## BEGIN INPUT

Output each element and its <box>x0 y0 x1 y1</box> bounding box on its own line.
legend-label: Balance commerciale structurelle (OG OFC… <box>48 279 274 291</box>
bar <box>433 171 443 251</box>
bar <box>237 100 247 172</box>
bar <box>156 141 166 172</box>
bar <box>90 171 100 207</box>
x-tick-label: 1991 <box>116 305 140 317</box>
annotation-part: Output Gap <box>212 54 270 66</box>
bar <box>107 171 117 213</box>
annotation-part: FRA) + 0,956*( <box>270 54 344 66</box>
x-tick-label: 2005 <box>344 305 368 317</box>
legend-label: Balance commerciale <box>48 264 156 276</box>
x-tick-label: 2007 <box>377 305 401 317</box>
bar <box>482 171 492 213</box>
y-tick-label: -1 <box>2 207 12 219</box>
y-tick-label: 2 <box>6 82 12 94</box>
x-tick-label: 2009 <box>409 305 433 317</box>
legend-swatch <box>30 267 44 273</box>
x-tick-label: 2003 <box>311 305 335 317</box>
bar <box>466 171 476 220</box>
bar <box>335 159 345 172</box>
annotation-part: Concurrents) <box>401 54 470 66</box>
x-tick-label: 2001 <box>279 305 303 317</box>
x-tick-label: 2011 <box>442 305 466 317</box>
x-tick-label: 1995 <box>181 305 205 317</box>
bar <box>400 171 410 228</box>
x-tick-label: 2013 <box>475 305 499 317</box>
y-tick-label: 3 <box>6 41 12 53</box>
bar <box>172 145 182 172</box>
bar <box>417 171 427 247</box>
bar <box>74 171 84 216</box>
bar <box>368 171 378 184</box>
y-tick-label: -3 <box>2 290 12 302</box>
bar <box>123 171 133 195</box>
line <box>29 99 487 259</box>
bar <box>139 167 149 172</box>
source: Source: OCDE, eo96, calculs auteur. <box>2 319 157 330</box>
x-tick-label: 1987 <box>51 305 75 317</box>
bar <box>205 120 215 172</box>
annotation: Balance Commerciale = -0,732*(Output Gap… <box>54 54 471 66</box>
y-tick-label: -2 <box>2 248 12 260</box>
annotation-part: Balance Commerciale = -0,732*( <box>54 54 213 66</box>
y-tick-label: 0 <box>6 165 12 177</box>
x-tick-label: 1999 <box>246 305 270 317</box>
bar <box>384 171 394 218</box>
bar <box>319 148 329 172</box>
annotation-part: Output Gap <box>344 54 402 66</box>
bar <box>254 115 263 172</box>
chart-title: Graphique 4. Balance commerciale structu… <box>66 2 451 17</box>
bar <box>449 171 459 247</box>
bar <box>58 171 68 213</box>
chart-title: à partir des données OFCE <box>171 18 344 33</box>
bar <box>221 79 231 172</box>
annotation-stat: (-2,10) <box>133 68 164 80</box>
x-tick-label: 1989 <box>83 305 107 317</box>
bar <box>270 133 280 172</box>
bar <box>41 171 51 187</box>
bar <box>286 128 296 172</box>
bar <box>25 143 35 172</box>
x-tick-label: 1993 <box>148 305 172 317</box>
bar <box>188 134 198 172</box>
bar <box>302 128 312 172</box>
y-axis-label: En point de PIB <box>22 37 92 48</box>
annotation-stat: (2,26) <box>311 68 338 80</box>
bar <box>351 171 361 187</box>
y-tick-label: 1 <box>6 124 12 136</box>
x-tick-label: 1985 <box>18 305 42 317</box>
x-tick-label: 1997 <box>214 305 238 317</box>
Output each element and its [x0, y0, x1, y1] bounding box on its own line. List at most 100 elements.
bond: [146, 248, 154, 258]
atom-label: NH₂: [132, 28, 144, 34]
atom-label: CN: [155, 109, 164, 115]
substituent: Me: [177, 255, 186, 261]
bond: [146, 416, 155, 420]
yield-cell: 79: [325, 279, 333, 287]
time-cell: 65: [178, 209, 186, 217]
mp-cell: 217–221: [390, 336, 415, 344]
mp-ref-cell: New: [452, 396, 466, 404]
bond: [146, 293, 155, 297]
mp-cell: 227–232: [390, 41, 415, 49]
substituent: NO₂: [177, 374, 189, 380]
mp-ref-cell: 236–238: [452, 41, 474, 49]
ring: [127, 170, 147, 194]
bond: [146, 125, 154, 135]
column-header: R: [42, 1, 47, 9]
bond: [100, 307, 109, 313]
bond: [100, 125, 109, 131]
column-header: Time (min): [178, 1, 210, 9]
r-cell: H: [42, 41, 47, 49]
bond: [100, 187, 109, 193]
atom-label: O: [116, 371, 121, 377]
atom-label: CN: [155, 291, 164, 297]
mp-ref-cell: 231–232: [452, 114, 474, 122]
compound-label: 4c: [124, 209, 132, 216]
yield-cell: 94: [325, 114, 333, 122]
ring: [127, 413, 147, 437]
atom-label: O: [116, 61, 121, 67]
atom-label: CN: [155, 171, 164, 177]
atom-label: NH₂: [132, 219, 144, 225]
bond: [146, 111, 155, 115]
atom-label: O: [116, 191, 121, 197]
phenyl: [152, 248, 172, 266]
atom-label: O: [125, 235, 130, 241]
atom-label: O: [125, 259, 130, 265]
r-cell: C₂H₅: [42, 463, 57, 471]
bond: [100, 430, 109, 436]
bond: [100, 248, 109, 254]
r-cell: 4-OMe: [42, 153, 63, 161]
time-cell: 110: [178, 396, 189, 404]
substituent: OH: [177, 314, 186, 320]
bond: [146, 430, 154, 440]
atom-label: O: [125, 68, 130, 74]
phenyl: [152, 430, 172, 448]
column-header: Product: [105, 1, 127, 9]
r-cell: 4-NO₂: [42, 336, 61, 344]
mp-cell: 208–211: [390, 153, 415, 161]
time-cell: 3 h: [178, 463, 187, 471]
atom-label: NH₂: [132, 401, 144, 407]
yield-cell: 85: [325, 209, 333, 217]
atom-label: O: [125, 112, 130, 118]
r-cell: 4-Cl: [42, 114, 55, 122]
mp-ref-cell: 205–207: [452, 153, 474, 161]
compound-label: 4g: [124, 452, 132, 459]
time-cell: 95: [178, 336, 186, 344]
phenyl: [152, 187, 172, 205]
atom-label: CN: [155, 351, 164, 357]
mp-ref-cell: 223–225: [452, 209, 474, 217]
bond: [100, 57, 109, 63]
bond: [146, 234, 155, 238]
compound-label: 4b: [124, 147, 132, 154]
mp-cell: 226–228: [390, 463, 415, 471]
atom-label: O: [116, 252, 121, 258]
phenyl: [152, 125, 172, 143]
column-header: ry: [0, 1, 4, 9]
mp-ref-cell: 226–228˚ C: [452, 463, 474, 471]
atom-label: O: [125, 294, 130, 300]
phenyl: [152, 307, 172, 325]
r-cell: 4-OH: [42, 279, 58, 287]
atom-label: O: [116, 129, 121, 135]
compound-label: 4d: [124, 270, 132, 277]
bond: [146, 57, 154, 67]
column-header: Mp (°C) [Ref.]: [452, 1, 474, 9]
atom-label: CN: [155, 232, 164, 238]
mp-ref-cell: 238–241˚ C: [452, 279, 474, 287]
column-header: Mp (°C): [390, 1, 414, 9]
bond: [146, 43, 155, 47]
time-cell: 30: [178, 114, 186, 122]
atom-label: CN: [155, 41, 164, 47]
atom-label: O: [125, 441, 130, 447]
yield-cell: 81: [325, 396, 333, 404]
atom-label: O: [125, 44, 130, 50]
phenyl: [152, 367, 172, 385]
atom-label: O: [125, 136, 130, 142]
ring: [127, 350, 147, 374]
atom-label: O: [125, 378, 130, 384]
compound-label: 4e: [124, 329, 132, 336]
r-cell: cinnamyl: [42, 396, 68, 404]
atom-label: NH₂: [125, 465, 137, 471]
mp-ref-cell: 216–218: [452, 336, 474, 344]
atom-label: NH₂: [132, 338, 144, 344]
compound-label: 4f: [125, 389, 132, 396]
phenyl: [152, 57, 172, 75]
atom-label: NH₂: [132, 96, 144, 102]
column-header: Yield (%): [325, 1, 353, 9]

## END INPUT

PROMPT ▸ Edit the records from the first line through the line containing "bar <box>107 171 117 213</box>", replacing "x-tick-label" with "x-axis-label" and leaving everything else unchanged. Give back only those lines.

CORRECT RESPONSE ▸
Output each element and its <box>x0 y0 x1 y1</box> bounding box on its own line.
legend-label: Balance commerciale structurelle (OG OFC… <box>48 279 274 291</box>
bar <box>433 171 443 251</box>
bar <box>237 100 247 172</box>
bar <box>156 141 166 172</box>
bar <box>90 171 100 207</box>
x-axis-label: 1991 <box>116 305 140 317</box>
annotation-part: Output Gap <box>212 54 270 66</box>
bar <box>107 171 117 213</box>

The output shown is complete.